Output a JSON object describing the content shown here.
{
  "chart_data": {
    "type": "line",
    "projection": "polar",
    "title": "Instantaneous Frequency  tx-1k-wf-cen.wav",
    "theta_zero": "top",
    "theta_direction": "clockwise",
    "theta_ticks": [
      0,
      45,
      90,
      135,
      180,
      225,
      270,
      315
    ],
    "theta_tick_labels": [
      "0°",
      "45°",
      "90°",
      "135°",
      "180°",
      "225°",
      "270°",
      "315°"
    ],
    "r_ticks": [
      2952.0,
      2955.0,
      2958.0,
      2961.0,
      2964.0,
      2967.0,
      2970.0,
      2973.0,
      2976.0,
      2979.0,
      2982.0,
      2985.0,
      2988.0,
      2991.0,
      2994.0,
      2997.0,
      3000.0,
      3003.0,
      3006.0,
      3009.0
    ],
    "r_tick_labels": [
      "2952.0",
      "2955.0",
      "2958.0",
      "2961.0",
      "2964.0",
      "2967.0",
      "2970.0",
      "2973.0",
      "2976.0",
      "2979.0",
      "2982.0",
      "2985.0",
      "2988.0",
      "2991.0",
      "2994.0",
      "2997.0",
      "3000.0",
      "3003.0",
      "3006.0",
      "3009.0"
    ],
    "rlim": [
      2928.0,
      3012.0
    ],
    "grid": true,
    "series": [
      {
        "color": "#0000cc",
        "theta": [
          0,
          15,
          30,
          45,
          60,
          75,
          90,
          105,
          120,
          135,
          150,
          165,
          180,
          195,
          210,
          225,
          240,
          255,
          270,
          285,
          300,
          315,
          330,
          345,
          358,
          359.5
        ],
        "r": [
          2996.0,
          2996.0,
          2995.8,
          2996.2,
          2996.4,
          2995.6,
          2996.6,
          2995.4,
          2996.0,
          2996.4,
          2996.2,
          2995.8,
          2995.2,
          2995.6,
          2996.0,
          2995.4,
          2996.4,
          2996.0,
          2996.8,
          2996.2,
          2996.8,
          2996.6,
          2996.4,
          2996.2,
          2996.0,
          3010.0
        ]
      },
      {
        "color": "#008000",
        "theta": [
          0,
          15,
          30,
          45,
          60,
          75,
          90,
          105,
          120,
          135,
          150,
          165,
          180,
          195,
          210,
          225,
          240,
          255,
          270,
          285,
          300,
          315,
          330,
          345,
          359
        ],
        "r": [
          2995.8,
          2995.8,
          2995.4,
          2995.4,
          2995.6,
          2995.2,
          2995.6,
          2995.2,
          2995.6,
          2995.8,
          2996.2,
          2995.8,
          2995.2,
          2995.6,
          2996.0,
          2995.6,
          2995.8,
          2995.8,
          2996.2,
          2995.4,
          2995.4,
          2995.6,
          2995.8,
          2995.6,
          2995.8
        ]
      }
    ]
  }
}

□ □ □ □

Objective –
Word for word, extract all the records.

Answer for this exercise –
Output a JSON object describing the content shown here.
{
  "chart_data": {
    "type": "line",
    "projection": "polar",
    "title": "Instantaneous Frequency  tx-1k-wf-cen.wav",
    "theta_zero": "top",
    "theta_direction": "clockwise",
    "theta_ticks": [
      0,
      45,
      90,
      135,
      180,
      225,
      270,
      315
    ],
    "theta_tick_labels": [
      "0°",
      "45°",
      "90°",
      "135°",
      "180°",
      "225°",
      "270°",
      "315°"
    ],
    "r_ticks": [
      2952.0,
      2955.0,
      2958.0,
      2961.0,
      2964.0,
      2967.0,
      2970.0,
      2973.0,
      2976.0,
      2979.0,
      2982.0,
      2985.0,
      2988.0,
      2991.0,
      2994.0,
      2997.0,
      3000.0,
      3003.0,
      3006.0,
      3009.0
    ],
    "r_tick_labels": [
      "2952.0",
      "2955.0",
      "2958.0",
      "2961.0",
      "2964.0",
      "2967.0",
      "2970.0",
      "2973.0",
      "2976.0",
      "2979.0",
      "2982.0",
      "2985.0",
      "2988.0",
      "2991.0",
      "2994.0",
      "2997.0",
      "3000.0",
      "3003.0",
      "3006.0",
      "3009.0"
    ],
    "rlim": [
      2928.0,
      3012.0
    ],
    "grid": true,
    "series": [
      {
        "color": "#0000cc",
        "theta": [
          0,
          15,
          30,
          45,
          60,
          75,
          90,
          105,
          120,
          135,
          150,
          165,
          180,
          195,
          210,
          225,
          240,
          255,
          270,
          285,
          300,
          315,
          330,
          345,
          358,
          359.5
        ],
        "r": [
          2996.0,
          2996.0,
          2995.8,
          2996.2,
          2996.4,
          2995.6,
          2996.6,
          2995.4,
          2996.0,
          2996.4,
          2996.2,
          2995.8,
          2995.2,
          2995.6,
          2996.0,
          2995.4,
          2996.4,
          2996.0,
          2996.8,
          2996.2,
          2996.8,
          2996.6,
          2996.4,
          2996.2,
          2996.0,
          3010.0
        ]
      },
      {
        "color": "#008000",
        "theta": [
          0,
          15,
          30,
          45,
          60,
          75,
          90,
          105,
          120,
          135,
          150,
          165,
          180,
          195,
          210,
          225,
          240,
          255,
          270,
          285,
          300,
          315,
          330,
          345,
          359
        ],
        "r": [
          2995.8,
          2995.8,
          2995.4,
          2995.4,
          2995.6,
          2995.2,
          2995.6,
          2995.2,
          2995.6,
          2995.8,
          2996.2,
          2995.8,
          2995.2,
          2995.6,
          2996.0,
          2995.6,
          2995.8,
          2995.8,
          2996.2,
          2995.4,
          2995.4,
          2995.6,
          2995.8,
          2995.6,
          2995.8
        ]
      }
    ]
  }
}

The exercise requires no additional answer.